▸ 設問:
1. 次の読解文に照らして、以下の(a)〜(c)が内容と一致するかを「はい」か「いいえ」で答え、判断の根拠となる語句を読解文からそのまま引用してください。
(a) 五城目小学校では、全部で8台の炊飯器を使ってプログラミングが行われた。
(b) パラメーターの調整は階段教室で行われた。
(c) 今回の新米「サキホコレ」と「あきたこまち」は、エコファーマーズさんから提供された。
2. 次の読解文にある「同じ水・同じ米なのに、ここまで味が変わることに子どもたちは一人ひとり驚いていました。」という一文を英語に訳してください。

秋田県五城目町にある10代のためのデジタルテクノロジー拠点

レポート

10/31 炊飯器ワークショップ@五城目小・五城目第一中

昨年に引き続き、パナソニックさんと連携して
プログラマブル炊飯器を活用したワークショップを実施しました。

今年は五城目町からの依頼もあり、
五城目小学校と五城目第一中学校の授業内で
炊飯器を活用したICTワークショップを行うことになりました。

■ 午前:五城目小学校での授業

子どもたちは、それぞれ炊飯器の前に座り、
全部で8台の炊飯器を使ってプログラミングを行っていきます。

炊き上がりのイメージを想像しながら、
各班が自分たちの炊飯器のパラメーターを調整していきます。
このパラメーターによって味がさっぱりしたり甘くなったり、
硬くなったり柔らかくなったりと、炊き上がりが変化します。

パラメーターの調整が終わった後は階段教室に移動し、
炊飯器の歴史や炊飯の仕組みについて学びます。
小学校の科学分野にもつながる内容で、
さまざまなセンサーによってお米が糊化し美味しくなる温度を
どのように維持しているのか、
そして「はじめチョロチョロなかパッパ」を
どのようにプログラミングで制御しているのかなど、
炊飯器には多くの技術が詰まっています。

こうした仕組みを知ることで、
小学生の参加者も興味を持ちながら
ワークショップ形式の説明を楽しんでいました

説明のあとは、いよいよ各班のごはんを試食します。
8班それぞれの味や硬さ、柔らかさ、甘さ、さっぱり感などを比べ、
その違いを審査していきます。
同じ水・同じ米なのに、ここまで味が変わることに
子どもたちは一人ひとり驚いていました。

(今回は、今年の新米の「サキホコレ」と「あきたこまち」を、
五城目町の給食を支えているエコファーマーズさんから
ご提供いただきました。ありがとうございます。)

■ 午後:五城目第一中学校での授業

午後は五城目第一中学校に移動し、
中学校でも同様のワークショップを行いました。


中学生には、より味の違いを深く理解してもらうため、
プログラミングだけでなく、炊飯後の食味時間もゆっくり取りました。

コレクションから抜粋した記録:

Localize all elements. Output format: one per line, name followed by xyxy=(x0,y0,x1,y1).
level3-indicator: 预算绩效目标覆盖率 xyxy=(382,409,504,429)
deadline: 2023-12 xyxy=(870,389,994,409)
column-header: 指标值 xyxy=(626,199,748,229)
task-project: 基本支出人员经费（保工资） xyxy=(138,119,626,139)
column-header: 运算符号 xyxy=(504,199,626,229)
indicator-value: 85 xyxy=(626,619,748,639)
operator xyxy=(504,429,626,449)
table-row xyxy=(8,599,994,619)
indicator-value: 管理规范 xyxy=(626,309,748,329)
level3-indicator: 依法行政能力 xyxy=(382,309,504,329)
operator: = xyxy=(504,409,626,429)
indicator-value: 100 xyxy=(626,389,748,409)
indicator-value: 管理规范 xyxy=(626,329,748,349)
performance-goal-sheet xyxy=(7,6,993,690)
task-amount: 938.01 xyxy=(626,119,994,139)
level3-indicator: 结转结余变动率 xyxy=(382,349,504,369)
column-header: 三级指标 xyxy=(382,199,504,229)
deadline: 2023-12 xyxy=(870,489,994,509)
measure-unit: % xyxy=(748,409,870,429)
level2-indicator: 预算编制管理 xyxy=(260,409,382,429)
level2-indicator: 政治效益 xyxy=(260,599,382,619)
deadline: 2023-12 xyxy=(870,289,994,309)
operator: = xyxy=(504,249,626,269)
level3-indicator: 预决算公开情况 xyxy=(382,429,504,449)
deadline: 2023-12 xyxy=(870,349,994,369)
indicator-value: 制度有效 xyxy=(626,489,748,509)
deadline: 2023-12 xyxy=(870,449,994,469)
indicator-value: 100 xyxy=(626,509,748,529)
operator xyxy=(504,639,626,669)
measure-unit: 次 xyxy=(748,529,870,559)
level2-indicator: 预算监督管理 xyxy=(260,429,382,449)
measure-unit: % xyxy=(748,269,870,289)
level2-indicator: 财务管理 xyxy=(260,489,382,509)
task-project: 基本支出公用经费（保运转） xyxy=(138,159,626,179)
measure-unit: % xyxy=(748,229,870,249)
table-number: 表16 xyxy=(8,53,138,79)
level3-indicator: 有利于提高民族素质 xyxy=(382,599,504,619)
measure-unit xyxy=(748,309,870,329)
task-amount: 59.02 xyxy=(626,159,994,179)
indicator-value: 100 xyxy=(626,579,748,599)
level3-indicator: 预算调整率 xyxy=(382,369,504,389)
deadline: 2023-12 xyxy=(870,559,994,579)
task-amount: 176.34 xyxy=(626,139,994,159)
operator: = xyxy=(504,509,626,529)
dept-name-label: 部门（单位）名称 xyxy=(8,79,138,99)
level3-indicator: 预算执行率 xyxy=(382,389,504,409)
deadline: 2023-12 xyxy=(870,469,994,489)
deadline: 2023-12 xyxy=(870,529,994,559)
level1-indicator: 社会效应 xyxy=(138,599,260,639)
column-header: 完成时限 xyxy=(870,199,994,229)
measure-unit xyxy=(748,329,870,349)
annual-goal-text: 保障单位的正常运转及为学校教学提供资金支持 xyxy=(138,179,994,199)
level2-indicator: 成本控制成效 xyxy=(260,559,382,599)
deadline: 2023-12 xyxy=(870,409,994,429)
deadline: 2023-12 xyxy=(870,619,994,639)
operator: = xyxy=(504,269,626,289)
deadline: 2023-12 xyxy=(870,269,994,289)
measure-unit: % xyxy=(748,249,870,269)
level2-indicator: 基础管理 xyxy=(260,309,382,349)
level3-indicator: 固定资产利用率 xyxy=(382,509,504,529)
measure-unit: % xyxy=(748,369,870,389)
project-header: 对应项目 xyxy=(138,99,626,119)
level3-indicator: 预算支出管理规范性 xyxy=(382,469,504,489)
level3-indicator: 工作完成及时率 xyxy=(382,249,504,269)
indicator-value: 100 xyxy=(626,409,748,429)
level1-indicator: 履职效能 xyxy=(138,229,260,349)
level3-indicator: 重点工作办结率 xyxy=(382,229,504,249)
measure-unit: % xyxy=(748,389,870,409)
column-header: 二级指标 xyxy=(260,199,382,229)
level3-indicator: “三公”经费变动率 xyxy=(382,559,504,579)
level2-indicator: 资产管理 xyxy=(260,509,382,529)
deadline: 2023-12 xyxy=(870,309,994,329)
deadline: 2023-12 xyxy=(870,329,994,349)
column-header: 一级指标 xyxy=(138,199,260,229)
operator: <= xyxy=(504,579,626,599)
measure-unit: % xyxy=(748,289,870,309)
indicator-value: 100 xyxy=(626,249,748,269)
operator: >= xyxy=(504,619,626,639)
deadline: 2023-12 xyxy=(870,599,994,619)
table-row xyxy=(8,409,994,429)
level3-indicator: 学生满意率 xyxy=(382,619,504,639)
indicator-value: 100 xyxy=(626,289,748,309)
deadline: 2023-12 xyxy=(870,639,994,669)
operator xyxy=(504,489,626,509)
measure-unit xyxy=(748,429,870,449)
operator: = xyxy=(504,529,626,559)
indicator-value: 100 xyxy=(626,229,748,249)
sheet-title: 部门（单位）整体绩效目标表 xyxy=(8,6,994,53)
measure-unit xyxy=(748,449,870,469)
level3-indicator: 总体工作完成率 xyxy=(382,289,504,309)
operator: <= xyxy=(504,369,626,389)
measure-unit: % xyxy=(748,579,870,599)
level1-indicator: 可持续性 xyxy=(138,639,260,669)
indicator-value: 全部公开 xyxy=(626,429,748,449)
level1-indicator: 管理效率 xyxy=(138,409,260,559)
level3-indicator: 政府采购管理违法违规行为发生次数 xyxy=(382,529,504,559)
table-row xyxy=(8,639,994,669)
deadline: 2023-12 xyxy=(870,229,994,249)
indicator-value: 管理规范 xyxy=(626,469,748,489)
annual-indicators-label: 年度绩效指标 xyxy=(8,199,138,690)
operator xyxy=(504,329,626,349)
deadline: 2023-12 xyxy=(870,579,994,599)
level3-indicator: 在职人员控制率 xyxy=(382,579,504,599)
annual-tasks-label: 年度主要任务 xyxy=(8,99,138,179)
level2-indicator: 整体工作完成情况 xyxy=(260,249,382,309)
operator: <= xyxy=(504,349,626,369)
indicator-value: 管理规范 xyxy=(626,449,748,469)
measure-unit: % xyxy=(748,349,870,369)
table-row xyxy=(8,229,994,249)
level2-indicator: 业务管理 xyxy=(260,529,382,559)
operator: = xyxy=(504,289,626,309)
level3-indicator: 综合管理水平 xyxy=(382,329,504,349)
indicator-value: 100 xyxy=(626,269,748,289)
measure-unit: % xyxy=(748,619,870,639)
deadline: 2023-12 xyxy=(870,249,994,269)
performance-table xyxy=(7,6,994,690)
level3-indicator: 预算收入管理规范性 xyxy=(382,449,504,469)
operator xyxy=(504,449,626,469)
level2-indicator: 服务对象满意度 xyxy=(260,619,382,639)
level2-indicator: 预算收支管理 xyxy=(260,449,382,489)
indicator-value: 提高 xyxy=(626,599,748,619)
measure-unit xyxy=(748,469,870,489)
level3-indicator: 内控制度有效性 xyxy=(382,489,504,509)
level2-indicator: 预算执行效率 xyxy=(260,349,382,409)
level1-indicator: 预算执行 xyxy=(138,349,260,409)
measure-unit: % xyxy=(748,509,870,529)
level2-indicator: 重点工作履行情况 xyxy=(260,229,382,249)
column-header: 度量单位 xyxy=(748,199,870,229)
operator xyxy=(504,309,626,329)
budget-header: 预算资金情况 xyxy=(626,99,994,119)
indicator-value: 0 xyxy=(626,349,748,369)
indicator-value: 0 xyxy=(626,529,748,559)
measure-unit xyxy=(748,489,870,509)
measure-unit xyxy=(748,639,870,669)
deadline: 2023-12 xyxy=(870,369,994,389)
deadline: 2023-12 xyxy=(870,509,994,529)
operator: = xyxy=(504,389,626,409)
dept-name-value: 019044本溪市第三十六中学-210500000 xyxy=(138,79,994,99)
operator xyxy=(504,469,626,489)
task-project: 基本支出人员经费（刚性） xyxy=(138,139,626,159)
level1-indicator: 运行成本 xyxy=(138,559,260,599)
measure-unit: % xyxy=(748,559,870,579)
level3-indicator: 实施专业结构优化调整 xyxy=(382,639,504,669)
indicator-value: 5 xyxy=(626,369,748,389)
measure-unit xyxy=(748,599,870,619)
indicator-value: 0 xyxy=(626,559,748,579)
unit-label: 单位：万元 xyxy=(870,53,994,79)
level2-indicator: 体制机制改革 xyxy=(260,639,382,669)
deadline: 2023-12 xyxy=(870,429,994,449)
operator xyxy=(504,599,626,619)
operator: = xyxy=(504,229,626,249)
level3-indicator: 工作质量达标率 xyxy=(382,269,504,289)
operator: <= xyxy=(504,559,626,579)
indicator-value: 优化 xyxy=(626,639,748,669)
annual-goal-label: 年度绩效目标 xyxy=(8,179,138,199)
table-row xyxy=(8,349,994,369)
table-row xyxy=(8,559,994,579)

▸ 解答:
1.
(a) はい。「全部で8台の炊飯器を使ってプログラミングを行っていきます。」
(b) いいえ。「パラメーターの調整が終わった後は階段教室に移動し、」
(c) はい。「今年の新米の「サキホコレ」と「あきたこまち」を、五城目町の給食を支えているエコファーマーズさんからご提供いただきました。」

2. Even though the water and the rice were the same, each and every child was surprised that the taste could change this much.